## [YOUR OBJECTIVE]
Please rewrite the entries below with "bbox" changed to "bounding box" and everything else left unchanged.

## [DATA PROVIDED]
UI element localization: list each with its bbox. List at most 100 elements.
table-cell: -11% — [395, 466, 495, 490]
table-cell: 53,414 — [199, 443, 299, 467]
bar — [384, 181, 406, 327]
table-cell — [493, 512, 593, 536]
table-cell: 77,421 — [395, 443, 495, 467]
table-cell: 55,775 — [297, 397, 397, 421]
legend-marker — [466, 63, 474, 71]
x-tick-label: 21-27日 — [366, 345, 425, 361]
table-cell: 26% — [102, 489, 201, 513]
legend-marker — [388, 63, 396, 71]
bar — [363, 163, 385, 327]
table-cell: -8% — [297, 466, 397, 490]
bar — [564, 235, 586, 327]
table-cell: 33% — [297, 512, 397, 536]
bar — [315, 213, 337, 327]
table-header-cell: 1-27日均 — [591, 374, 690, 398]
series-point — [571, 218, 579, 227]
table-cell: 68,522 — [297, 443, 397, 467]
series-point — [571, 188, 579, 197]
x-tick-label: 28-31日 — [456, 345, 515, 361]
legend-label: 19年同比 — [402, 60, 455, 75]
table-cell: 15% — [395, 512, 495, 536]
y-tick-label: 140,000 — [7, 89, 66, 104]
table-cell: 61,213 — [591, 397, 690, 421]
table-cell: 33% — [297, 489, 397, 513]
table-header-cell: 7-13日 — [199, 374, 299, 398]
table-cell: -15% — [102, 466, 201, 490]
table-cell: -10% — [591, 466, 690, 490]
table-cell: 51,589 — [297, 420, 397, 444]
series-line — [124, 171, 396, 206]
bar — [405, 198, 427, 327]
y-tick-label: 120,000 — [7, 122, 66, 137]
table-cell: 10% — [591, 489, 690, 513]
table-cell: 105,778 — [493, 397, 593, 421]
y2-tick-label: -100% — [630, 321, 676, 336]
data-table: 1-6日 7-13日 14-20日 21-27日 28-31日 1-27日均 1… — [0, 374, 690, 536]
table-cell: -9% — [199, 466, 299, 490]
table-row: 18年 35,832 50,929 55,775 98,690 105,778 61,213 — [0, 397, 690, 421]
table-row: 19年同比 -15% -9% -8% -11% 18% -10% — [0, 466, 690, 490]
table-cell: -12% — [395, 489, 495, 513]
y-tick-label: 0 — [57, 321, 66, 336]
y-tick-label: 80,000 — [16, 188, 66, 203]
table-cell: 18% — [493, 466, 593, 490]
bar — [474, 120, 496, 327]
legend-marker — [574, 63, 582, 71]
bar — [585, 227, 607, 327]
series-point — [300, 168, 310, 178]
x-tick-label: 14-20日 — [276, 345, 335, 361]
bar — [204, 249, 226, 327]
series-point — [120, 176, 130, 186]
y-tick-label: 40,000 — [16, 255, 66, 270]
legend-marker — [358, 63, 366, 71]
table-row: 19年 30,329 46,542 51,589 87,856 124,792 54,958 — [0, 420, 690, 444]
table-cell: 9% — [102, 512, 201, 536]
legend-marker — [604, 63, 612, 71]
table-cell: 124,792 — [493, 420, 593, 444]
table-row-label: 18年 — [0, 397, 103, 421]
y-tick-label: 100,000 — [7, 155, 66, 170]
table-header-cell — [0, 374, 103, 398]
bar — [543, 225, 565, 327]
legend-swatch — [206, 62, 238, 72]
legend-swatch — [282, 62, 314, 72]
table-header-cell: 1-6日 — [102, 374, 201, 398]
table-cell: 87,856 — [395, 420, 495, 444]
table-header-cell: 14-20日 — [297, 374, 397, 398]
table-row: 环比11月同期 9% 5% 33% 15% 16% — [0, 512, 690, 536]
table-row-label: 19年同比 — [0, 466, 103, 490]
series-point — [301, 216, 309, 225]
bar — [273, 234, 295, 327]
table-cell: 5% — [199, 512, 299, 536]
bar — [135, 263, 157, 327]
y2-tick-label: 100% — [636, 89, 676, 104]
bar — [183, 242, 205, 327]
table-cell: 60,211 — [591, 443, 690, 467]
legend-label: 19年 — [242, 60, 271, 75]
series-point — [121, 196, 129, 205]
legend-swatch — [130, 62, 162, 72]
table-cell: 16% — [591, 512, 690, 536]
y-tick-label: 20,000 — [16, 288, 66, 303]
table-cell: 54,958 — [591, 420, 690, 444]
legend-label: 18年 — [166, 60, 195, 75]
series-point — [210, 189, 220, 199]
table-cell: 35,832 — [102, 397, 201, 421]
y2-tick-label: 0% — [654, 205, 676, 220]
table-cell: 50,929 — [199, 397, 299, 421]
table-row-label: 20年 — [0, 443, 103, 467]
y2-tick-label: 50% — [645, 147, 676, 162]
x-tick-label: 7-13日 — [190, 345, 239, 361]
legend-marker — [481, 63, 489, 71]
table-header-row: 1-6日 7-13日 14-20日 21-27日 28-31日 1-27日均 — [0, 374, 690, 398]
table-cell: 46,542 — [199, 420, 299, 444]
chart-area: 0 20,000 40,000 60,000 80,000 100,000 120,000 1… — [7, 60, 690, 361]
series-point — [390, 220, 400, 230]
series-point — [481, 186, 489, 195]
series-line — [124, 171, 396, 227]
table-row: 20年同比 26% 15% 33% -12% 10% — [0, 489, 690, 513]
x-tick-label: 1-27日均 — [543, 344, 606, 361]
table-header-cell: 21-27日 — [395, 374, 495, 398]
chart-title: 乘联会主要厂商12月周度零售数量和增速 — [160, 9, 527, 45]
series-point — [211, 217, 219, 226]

## [RESPONSE BELOW]
UI element localization: list each with its bounding box. List at most 100 elements.
table-cell: -11% — [395, 466, 495, 490]
table-cell: 53,414 — [199, 443, 299, 467]
bar — [384, 181, 406, 327]
table-cell — [493, 512, 593, 536]
table-cell: 77,421 — [395, 443, 495, 467]
table-cell: 55,775 — [297, 397, 397, 421]
legend-marker — [466, 63, 474, 71]
x-tick-label: 21-27日 — [366, 345, 425, 361]
table-cell: 26% — [102, 489, 201, 513]
legend-marker — [388, 63, 396, 71]
bar — [363, 163, 385, 327]
table-cell: -8% — [297, 466, 397, 490]
bar — [564, 235, 586, 327]
table-cell: 33% — [297, 512, 397, 536]
bar — [315, 213, 337, 327]
table-header-cell: 1-27日均 — [591, 374, 690, 398]
series-point — [571, 218, 579, 227]
table-cell: 68,522 — [297, 443, 397, 467]
series-point — [571, 188, 579, 197]
x-tick-label: 28-31日 — [456, 345, 515, 361]
legend-label: 19年同比 — [402, 60, 455, 75]
table-cell: 15% — [395, 512, 495, 536]
y-tick-label: 140,000 — [7, 89, 66, 104]
table-cell: 61,213 — [591, 397, 690, 421]
table-cell: 33% — [297, 489, 397, 513]
table-header-cell: 7-13日 — [199, 374, 299, 398]
table-cell: -15% — [102, 466, 201, 490]
table-cell: -10% — [591, 466, 690, 490]
table-cell: 51,589 — [297, 420, 397, 444]
series-line — [124, 171, 396, 206]
bar — [405, 198, 427, 327]
y-tick-label: 120,000 — [7, 122, 66, 137]
table-cell: 10% — [591, 489, 690, 513]
table-cell: 105,778 — [493, 397, 593, 421]
y2-tick-label: -100% — [630, 321, 676, 336]
data-table: 1-6日 7-13日 14-20日 21-27日 28-31日 1-27日均 1… — [0, 374, 690, 536]
table-cell: -9% — [199, 466, 299, 490]
table-row: 18年 35,832 50,929 55,775 98,690 105,778 61,213 — [0, 397, 690, 421]
table-row: 19年同比 -15% -9% -8% -11% 18% -10% — [0, 466, 690, 490]
table-cell: -12% — [395, 489, 495, 513]
y-tick-label: 0 — [57, 321, 66, 336]
y-tick-label: 80,000 — [16, 188, 66, 203]
table-cell: 18% — [493, 466, 593, 490]
bar — [474, 120, 496, 327]
legend-marker — [574, 63, 582, 71]
bar — [585, 227, 607, 327]
series-point — [300, 168, 310, 178]
x-tick-label: 14-20日 — [276, 345, 335, 361]
bar — [204, 249, 226, 327]
series-point — [120, 176, 130, 186]
y-tick-label: 40,000 — [16, 255, 66, 270]
legend-marker — [358, 63, 366, 71]
table-row: 19年 30,329 46,542 51,589 87,856 124,792 54,958 — [0, 420, 690, 444]
table-cell: 9% — [102, 512, 201, 536]
legend-marker — [604, 63, 612, 71]
table-cell: 124,792 — [493, 420, 593, 444]
table-row-label: 18年 — [0, 397, 103, 421]
y-tick-label: 100,000 — [7, 155, 66, 170]
table-header-cell — [0, 374, 103, 398]
bar — [543, 225, 565, 327]
legend-swatch — [206, 62, 238, 72]
legend-swatch — [282, 62, 314, 72]
table-header-cell: 1-6日 — [102, 374, 201, 398]
table-cell: 87,856 — [395, 420, 495, 444]
table-header-cell: 14-20日 — [297, 374, 397, 398]
table-row: 环比11月同期 9% 5% 33% 15% 16% — [0, 512, 690, 536]
table-row-label: 19年同比 — [0, 466, 103, 490]
series-point — [301, 216, 309, 225]
bar — [273, 234, 295, 327]
table-cell: 5% — [199, 512, 299, 536]
bar — [135, 263, 157, 327]
y2-tick-label: 100% — [636, 89, 676, 104]
bar — [183, 242, 205, 327]
table-cell: 60,211 — [591, 443, 690, 467]
legend-label: 19年 — [242, 60, 271, 75]
series-point — [121, 196, 129, 205]
legend-swatch — [130, 62, 162, 72]
table-cell: 16% — [591, 512, 690, 536]
y-tick-label: 20,000 — [16, 288, 66, 303]
table-cell: 54,958 — [591, 420, 690, 444]
legend-label: 18年 — [166, 60, 195, 75]
series-point — [210, 189, 220, 199]
table-cell: 35,832 — [102, 397, 201, 421]
y2-tick-label: 0% — [654, 205, 676, 220]
table-cell: 50,929 — [199, 397, 299, 421]
table-row-label: 20年 — [0, 443, 103, 467]
y2-tick-label: 50% — [645, 147, 676, 162]
x-tick-label: 7-13日 — [190, 345, 239, 361]
legend-marker — [481, 63, 489, 71]
table-header-row: 1-6日 7-13日 14-20日 21-27日 28-31日 1-27日均 — [0, 374, 690, 398]
table-cell: 46,542 — [199, 420, 299, 444]
chart-area: 0 20,000 40,000 60,000 80,000 100,000 120,000 1… — [7, 60, 690, 361]
series-point — [390, 220, 400, 230]
series-point — [481, 186, 489, 195]
series-line — [124, 171, 396, 227]
table-row: 20年同比 26% 15% 33% -12% 10% — [0, 489, 690, 513]
x-tick-label: 1-27日均 — [543, 344, 606, 361]
table-header-cell: 21-27日 — [395, 374, 495, 398]
chart-title: 乘联会主要厂商12月周度零售数量和增速 — [160, 9, 527, 45]
series-point — [211, 217, 219, 226]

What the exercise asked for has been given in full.